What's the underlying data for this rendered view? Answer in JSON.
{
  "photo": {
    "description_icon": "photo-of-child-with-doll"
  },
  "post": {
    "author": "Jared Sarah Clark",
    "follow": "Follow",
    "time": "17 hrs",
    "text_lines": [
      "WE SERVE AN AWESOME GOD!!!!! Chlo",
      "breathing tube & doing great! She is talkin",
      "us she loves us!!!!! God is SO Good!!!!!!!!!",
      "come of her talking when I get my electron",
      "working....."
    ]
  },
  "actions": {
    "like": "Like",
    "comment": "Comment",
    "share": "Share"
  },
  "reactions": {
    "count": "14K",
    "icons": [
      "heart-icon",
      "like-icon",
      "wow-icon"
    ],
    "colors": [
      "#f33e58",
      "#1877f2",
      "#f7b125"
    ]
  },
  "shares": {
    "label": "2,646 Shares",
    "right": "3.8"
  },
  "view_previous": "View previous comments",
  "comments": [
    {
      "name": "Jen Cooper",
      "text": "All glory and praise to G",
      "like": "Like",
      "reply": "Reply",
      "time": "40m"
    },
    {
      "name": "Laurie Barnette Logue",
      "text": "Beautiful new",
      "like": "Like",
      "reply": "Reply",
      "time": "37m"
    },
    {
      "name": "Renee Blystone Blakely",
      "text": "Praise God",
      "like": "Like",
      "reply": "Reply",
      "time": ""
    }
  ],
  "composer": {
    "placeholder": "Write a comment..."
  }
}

* * * * * * *

What you should do
Write out all of the records above exactly as they appear.

Solved exercise
What's the underlying data for this rendered view? Answer in JSON.
{
  "photo": {
    "description_icon": "photo-of-child-with-doll"
  },
  "post": {
    "author": "Jared Sarah Clark",
    "follow": "Follow",
    "time": "17 hrs",
    "text_lines": [
      "WE SERVE AN AWESOME GOD!!!!! Chlo",
      "breathing tube & doing great! She is talkin",
      "us she loves us!!!!! God is SO Good!!!!!!!!!",
      "come of her talking when I get my electron",
      "working....."
    ]
  },
  "actions": {
    "like": "Like",
    "comment": "Comment",
    "share": "Share"
  },
  "reactions": {
    "count": "14K",
    "icons": [
      "heart-icon",
      "like-icon",
      "wow-icon"
    ],
    "colors": [
      "#f33e58",
      "#1877f2",
      "#f7b125"
    ]
  },
  "shares": {
    "label": "2,646 Shares",
    "right": "3.8"
  },
  "view_previous": "View previous comments",
  "comments": [
    {
      "name": "Jen Cooper",
      "text": "All glory and praise to G",
      "like": "Like",
      "reply": "Reply",
      "time": "40m"
    },
    {
      "name": "Laurie Barnette Logue",
      "text": "Beautiful new",
      "like": "Like",
      "reply": "Reply",
      "time": "37m"
    },
    {
      "name": "Renee Blystone Blakely",
      "text": "Praise God",
      "like": "Like",
      "reply": "Reply",
      "time": ""
    }
  ],
  "composer": {
    "placeholder": "Write a comment..."
  }
}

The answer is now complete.